_Written exercise_
Reproduce each line that includes the word "restaurant".
======== Information shown
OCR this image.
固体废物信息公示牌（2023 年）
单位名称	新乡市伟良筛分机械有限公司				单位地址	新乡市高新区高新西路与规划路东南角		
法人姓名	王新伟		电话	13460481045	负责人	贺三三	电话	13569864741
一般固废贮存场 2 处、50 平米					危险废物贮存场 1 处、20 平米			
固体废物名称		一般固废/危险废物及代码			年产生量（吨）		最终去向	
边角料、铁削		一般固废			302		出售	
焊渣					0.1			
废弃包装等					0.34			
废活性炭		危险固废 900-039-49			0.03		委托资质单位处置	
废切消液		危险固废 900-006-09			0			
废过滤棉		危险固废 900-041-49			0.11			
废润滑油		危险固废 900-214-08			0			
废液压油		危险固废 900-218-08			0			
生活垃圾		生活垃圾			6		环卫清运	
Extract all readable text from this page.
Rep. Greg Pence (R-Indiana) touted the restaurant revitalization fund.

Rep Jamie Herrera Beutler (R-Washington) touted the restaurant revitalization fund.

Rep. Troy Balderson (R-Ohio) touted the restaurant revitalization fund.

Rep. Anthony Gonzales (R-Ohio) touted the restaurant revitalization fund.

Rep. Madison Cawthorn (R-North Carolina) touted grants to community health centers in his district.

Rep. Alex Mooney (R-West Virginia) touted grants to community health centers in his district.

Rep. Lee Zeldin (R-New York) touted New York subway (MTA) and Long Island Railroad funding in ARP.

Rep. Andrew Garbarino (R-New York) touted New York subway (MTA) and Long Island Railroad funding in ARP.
================
======== Information shown
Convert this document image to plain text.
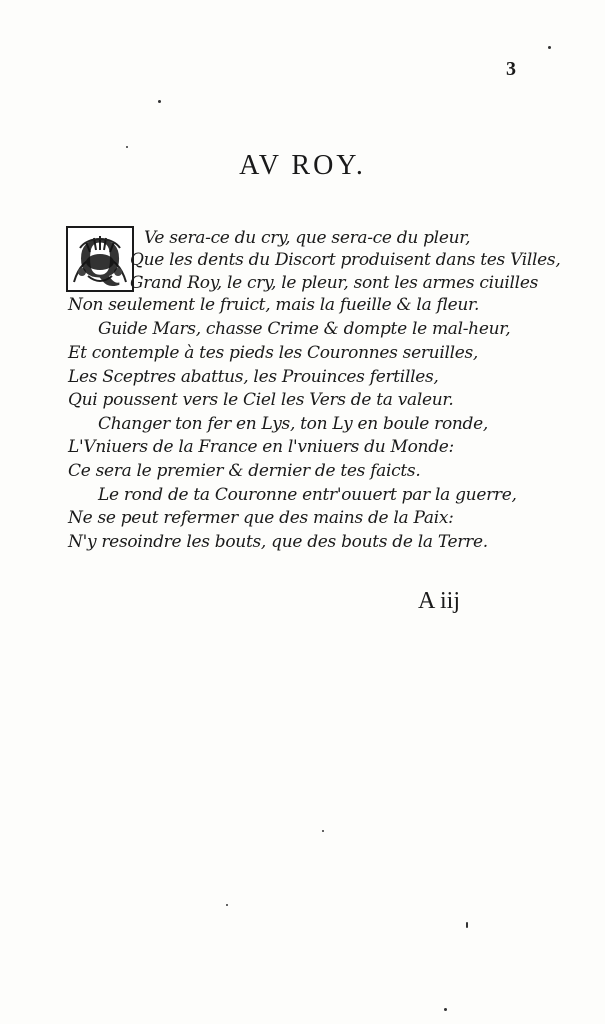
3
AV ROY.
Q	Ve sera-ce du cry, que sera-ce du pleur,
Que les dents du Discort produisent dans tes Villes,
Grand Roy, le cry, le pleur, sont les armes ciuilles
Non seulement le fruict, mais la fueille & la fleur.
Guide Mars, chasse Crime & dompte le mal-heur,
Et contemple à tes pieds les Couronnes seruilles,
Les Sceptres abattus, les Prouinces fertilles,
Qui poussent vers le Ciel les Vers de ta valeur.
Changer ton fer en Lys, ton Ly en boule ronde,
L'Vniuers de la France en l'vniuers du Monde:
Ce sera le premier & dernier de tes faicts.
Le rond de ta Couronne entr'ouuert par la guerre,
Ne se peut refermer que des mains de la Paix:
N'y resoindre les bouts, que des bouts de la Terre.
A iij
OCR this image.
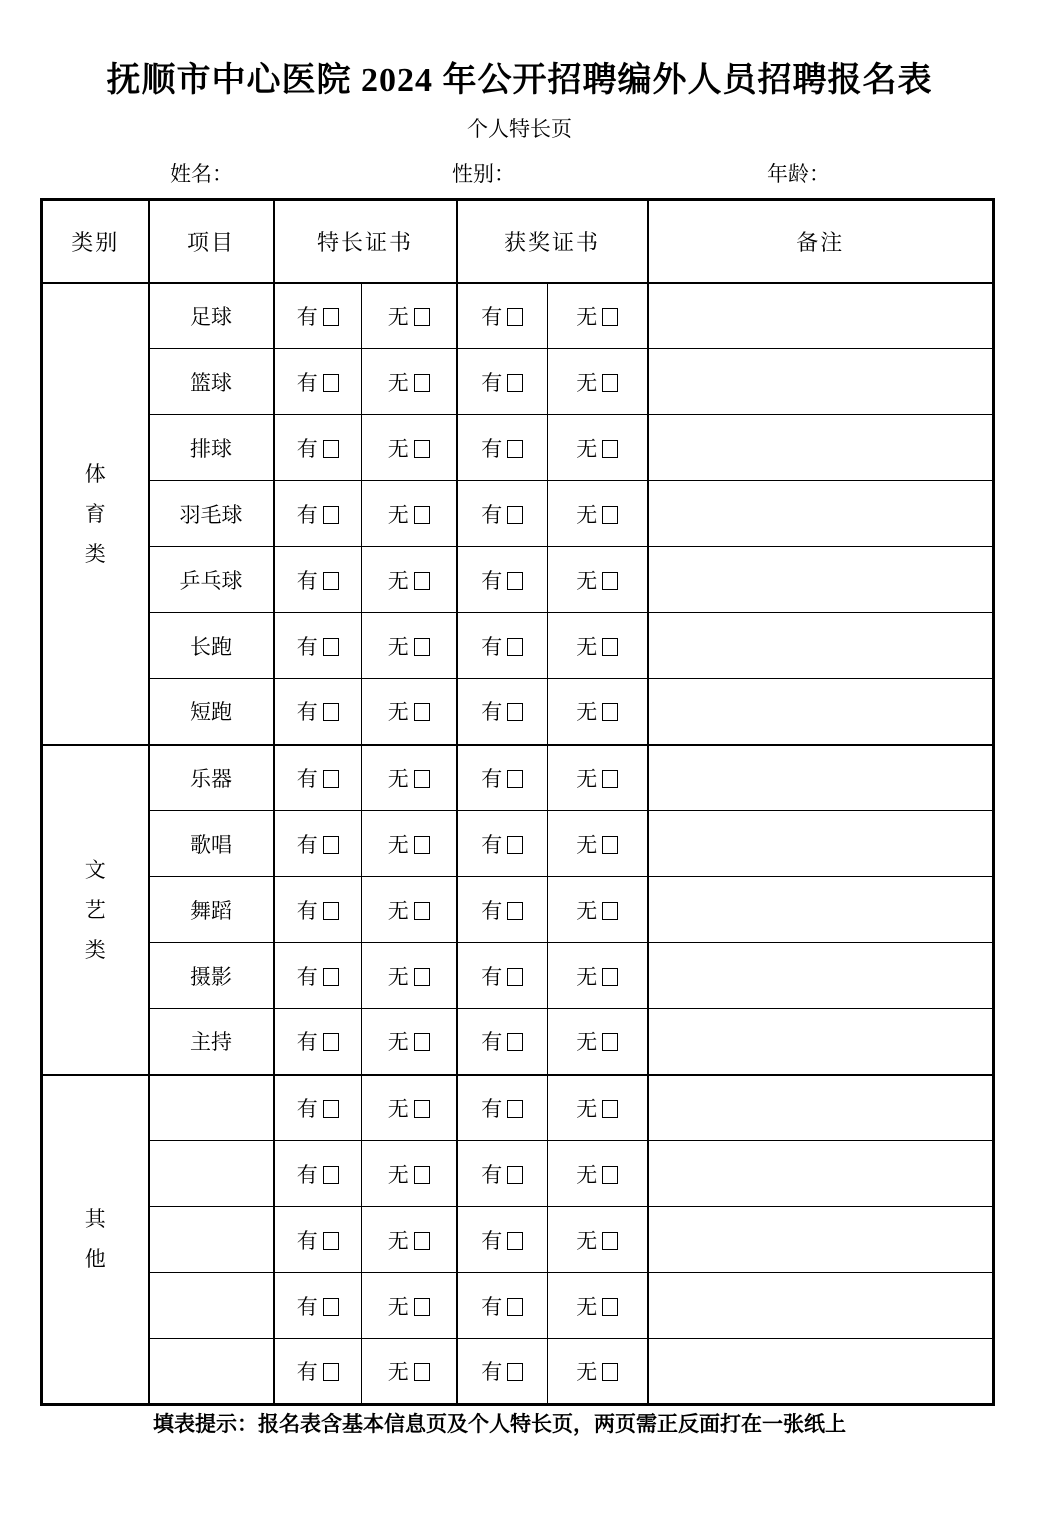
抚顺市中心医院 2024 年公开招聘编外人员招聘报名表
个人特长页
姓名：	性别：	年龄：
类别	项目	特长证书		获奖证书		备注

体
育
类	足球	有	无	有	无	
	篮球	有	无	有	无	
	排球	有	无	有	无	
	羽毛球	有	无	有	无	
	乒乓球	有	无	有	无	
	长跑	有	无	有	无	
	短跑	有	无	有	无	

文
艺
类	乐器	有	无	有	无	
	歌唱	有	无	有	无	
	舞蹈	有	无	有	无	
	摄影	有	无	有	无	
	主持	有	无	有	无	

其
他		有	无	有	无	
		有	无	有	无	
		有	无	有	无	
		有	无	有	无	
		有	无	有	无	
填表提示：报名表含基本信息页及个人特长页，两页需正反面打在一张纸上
================
_Answer_
Rep. Greg Pence (R-Indiana) touted the restaurant revitalization fund.
Rep Jamie Herrera Beutler (R-Washington) touted the restaurant revitalization fund.
Rep. Troy Balderson (R-Ohio) touted the restaurant revitalization fund.
Rep. Anthony Gonzales (R-Ohio) touted the restaurant revitalization fund.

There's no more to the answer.